YOUR INSTRUCTIONS — Images excluded, repeat each entry below exactly.

RECORDS FOR THIS TASK —
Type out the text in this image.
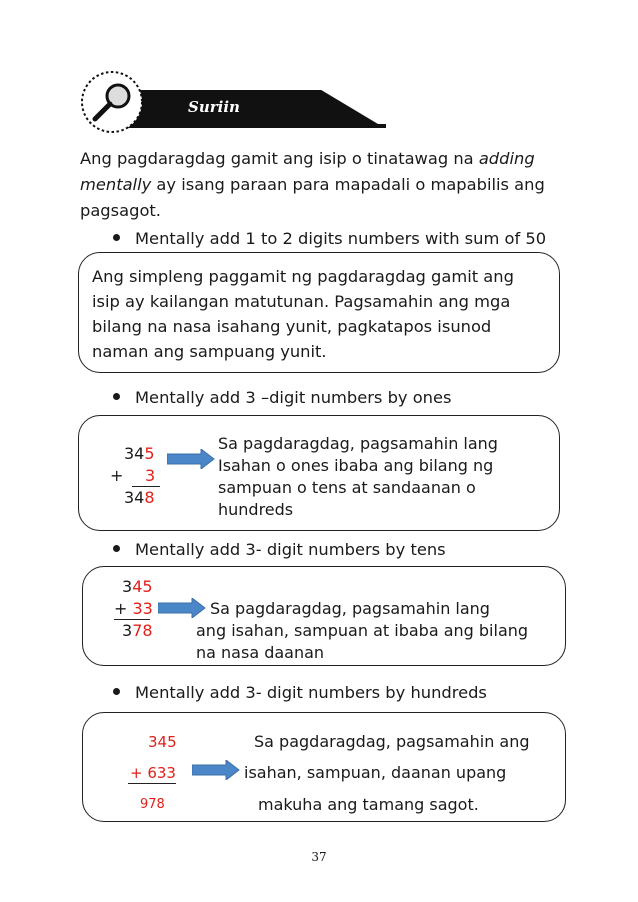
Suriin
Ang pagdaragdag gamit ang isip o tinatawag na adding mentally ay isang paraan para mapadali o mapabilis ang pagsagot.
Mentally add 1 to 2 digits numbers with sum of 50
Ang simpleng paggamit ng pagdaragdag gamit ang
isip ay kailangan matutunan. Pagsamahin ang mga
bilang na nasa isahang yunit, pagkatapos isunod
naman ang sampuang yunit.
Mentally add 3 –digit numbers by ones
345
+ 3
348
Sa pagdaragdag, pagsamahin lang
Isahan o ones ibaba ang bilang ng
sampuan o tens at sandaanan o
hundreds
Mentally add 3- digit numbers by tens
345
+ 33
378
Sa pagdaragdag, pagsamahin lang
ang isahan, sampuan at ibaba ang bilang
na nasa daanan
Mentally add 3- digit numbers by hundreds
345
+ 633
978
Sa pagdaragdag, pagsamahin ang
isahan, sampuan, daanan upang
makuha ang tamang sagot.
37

EXERCISE SOLUTION —
Type out the text in this image.
Suriin
Ang pagdaragdag gamit ang isip o tinatawag na adding mentally ay isang paraan para mapadali o mapabilis ang pagsagot.
Mentally add 1 to 2 digits numbers with sum of 50
Ang simpleng paggamit ng pagdaragdag gamit ang
isip ay kailangan matutunan. Pagsamahin ang mga
bilang na nasa isahang yunit, pagkatapos isunod
naman ang sampuang yunit.
Mentally add 3 –digit numbers by ones
345
+ 3
348
Sa pagdaragdag, pagsamahin lang
Isahan o ones ibaba ang bilang ng
sampuan o tens at sandaanan o
hundreds
Mentally add 3- digit numbers by tens
345
+ 33
378
Sa pagdaragdag, pagsamahin lang
ang isahan, sampuan at ibaba ang bilang
na nasa daanan
Mentally add 3- digit numbers by hundreds
345
+ 633
978
Sa pagdaragdag, pagsamahin ang
isahan, sampuan, daanan upang
makuha ang tamang sagot.
37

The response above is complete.